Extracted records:
_____

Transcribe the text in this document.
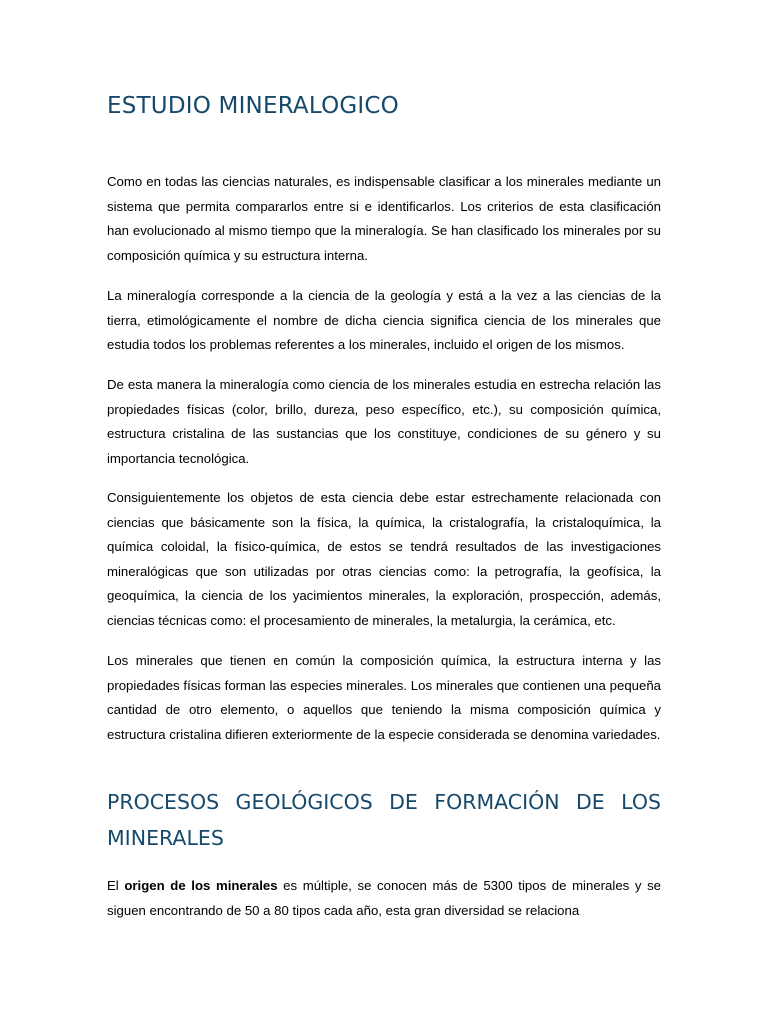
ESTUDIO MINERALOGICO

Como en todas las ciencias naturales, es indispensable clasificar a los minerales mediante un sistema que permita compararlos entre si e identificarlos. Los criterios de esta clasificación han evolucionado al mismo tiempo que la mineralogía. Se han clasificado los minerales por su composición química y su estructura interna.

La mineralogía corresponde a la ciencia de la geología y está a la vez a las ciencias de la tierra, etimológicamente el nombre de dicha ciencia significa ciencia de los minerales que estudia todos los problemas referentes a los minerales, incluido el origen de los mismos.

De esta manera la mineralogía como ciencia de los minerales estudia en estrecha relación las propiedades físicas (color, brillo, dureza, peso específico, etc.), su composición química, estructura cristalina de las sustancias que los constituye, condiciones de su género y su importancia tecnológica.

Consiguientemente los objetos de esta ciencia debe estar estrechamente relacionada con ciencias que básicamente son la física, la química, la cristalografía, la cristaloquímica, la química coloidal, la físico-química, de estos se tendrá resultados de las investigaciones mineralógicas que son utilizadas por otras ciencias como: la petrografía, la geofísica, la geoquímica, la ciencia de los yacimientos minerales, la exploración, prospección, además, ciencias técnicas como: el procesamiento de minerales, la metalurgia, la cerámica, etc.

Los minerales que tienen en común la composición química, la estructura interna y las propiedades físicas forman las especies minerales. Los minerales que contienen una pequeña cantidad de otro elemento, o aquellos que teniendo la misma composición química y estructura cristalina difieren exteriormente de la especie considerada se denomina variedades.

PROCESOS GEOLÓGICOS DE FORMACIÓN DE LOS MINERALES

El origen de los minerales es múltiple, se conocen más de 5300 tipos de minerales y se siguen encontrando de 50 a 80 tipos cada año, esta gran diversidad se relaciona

_____

Each line in the entries above that includes the string "estudia" should be extracted.

La mineralogía corresponde a la ciencia de la geología y está a la vez a las ciencias de la tierra, etimológicamente el nombre de dicha ciencia significa ciencia de los minerales que estudia todos los problemas referentes a los minerales, incluido el origen de los mismos.
De esta manera la mineralogía como ciencia de los minerales estudia en estrecha relación las propiedades físicas (color, brillo, dureza, peso específico, etc.), su composición química, estructura cristalina de las sustancias que los constituye, condiciones de su género y su importancia tecnológica.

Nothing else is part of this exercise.